Required work | Gather every line in the records below that contains the word "title".

Material supplied |
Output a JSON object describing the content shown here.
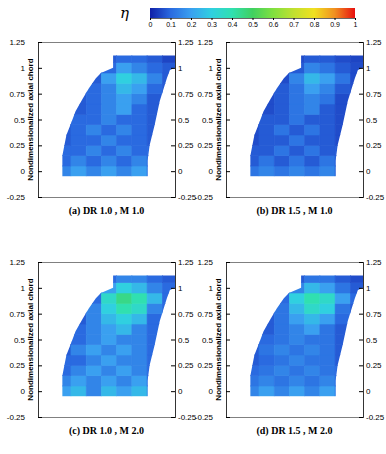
{
  "chart_data": {
    "type": "heatmap",
    "ylabel": "Nondimensionalized axial chord",
    "ylim": [
      -0.25,
      1.25
    ],
    "yticks": [
      -0.25,
      0,
      0.25,
      0.5,
      0.75,
      1,
      1.25
    ],
    "xlim": [
      0,
      1.35
    ],
    "tick_labels": "y",
    "colorbar": {
      "label": "η",
      "range": [
        0,
        1
      ],
      "ticks": [
        0,
        0.1,
        0.2,
        0.3,
        0.4,
        0.5,
        0.6,
        0.7,
        0.8,
        0.9,
        1
      ]
    },
    "x": [
      0.25,
      0.4,
      0.55,
      0.7,
      0.85,
      1.0,
      1.15,
      1.3
    ],
    "y": [
      0.0,
      0.1,
      0.2,
      0.3,
      0.4,
      0.5,
      0.6,
      0.7,
      0.8,
      0.9,
      1.0,
      1.1
    ],
    "panels": [
      {
        "title": "(a) DR 1.0 , M 1.0",
        "z": [
          [
            0.15,
            0.2,
            0.15,
            0.2,
            0.15,
            0.2,
            0.1,
            null
          ],
          [
            0.1,
            0.15,
            0.1,
            0.15,
            0.1,
            0.15,
            0.1,
            null
          ],
          [
            0.1,
            0.1,
            0.15,
            0.1,
            0.15,
            0.1,
            0.1,
            null
          ],
          [
            0.08,
            0.1,
            0.1,
            0.15,
            0.1,
            0.1,
            0.08,
            null
          ],
          [
            0.08,
            0.1,
            0.15,
            0.1,
            0.15,
            0.1,
            0.08,
            null
          ],
          [
            0.08,
            0.1,
            0.1,
            0.15,
            0.1,
            0.1,
            0.08,
            null
          ],
          [
            null,
            0.08,
            0.1,
            0.15,
            0.2,
            0.1,
            0.08,
            null
          ],
          [
            null,
            0.08,
            0.1,
            0.15,
            0.2,
            0.15,
            0.08,
            null
          ],
          [
            null,
            0.08,
            0.1,
            0.15,
            0.25,
            0.2,
            0.1,
            0.08
          ],
          [
            null,
            null,
            0.08,
            0.2,
            0.3,
            0.25,
            0.15,
            0.08
          ],
          [
            null,
            null,
            0.08,
            0.1,
            0.2,
            0.15,
            0.1,
            0.08
          ],
          [
            null,
            null,
            null,
            0.08,
            0.1,
            0.1,
            0.08,
            0.05
          ]
        ]
      },
      {
        "title": "(b) DR 1.5 , M 1.0",
        "z": [
          [
            0.12,
            0.15,
            0.12,
            0.15,
            0.12,
            0.15,
            0.08,
            null
          ],
          [
            0.08,
            0.12,
            0.08,
            0.12,
            0.08,
            0.12,
            0.08,
            null
          ],
          [
            0.08,
            0.08,
            0.12,
            0.08,
            0.12,
            0.08,
            0.08,
            null
          ],
          [
            0.06,
            0.08,
            0.08,
            0.12,
            0.08,
            0.08,
            0.06,
            null
          ],
          [
            0.06,
            0.08,
            0.12,
            0.08,
            0.12,
            0.08,
            0.06,
            null
          ],
          [
            0.06,
            0.08,
            0.08,
            0.12,
            0.08,
            0.08,
            0.06,
            null
          ],
          [
            null,
            0.06,
            0.08,
            0.12,
            0.15,
            0.08,
            0.06,
            null
          ],
          [
            null,
            0.06,
            0.08,
            0.12,
            0.15,
            0.12,
            0.06,
            null
          ],
          [
            null,
            0.06,
            0.08,
            0.12,
            0.2,
            0.15,
            0.08,
            0.06
          ],
          [
            null,
            null,
            0.06,
            0.15,
            0.25,
            0.2,
            0.12,
            0.06
          ],
          [
            null,
            null,
            0.06,
            0.08,
            0.15,
            0.12,
            0.08,
            0.06
          ],
          [
            null,
            null,
            null,
            0.06,
            0.08,
            0.08,
            0.06,
            0.05
          ]
        ]
      },
      {
        "title": "(c) DR 1.0 , M 2.0",
        "z": [
          [
            0.2,
            0.25,
            0.15,
            0.25,
            0.2,
            0.25,
            0.15,
            null
          ],
          [
            0.15,
            0.2,
            0.15,
            0.2,
            0.15,
            0.2,
            0.1,
            null
          ],
          [
            0.1,
            0.15,
            0.2,
            0.15,
            0.2,
            0.15,
            0.1,
            null
          ],
          [
            0.1,
            0.1,
            0.15,
            0.2,
            0.15,
            0.15,
            0.1,
            null
          ],
          [
            0.08,
            0.15,
            0.2,
            0.15,
            0.2,
            0.15,
            0.1,
            null
          ],
          [
            0.08,
            0.1,
            0.15,
            0.2,
            0.15,
            0.15,
            0.1,
            null
          ],
          [
            null,
            0.1,
            0.15,
            0.2,
            0.25,
            0.15,
            0.1,
            null
          ],
          [
            null,
            0.08,
            0.15,
            0.25,
            0.3,
            0.25,
            0.1,
            null
          ],
          [
            null,
            0.08,
            0.15,
            0.3,
            0.4,
            0.35,
            0.15,
            0.1
          ],
          [
            null,
            null,
            0.1,
            0.35,
            0.45,
            0.4,
            0.25,
            0.1
          ],
          [
            null,
            null,
            0.1,
            0.2,
            0.3,
            0.25,
            0.15,
            0.1
          ],
          [
            null,
            null,
            null,
            0.1,
            0.15,
            0.15,
            0.1,
            0.08
          ]
        ]
      },
      {
        "title": "(d) DR 1.5 , M 2.0",
        "z": [
          [
            0.15,
            0.2,
            0.15,
            0.2,
            0.15,
            0.2,
            0.12,
            null
          ],
          [
            0.12,
            0.15,
            0.12,
            0.15,
            0.12,
            0.15,
            0.1,
            null
          ],
          [
            0.1,
            0.12,
            0.15,
            0.12,
            0.15,
            0.12,
            0.1,
            null
          ],
          [
            0.08,
            0.1,
            0.12,
            0.15,
            0.12,
            0.12,
            0.08,
            null
          ],
          [
            0.08,
            0.12,
            0.15,
            0.12,
            0.15,
            0.12,
            0.08,
            null
          ],
          [
            0.08,
            0.1,
            0.12,
            0.15,
            0.12,
            0.12,
            0.08,
            null
          ],
          [
            null,
            0.08,
            0.12,
            0.15,
            0.2,
            0.12,
            0.08,
            null
          ],
          [
            null,
            0.08,
            0.12,
            0.2,
            0.25,
            0.2,
            0.1,
            null
          ],
          [
            null,
            0.08,
            0.12,
            0.25,
            0.35,
            0.3,
            0.12,
            0.08
          ],
          [
            null,
            null,
            0.1,
            0.3,
            0.4,
            0.35,
            0.2,
            0.1
          ],
          [
            null,
            null,
            0.08,
            0.15,
            0.25,
            0.2,
            0.12,
            0.08
          ],
          [
            null,
            null,
            null,
            0.08,
            0.12,
            0.12,
            0.08,
            0.06
          ]
        ]
      }
    ]
  }
}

Solution to the exercise |
        "title": "(a) DR 1.0 , M 1.0",
        "title": "(b) DR 1.5 , M 1.0",
        "title": "(c) DR 1.0 , M 2.0",
        "title": "(d) DR 1.5 , M 2.0",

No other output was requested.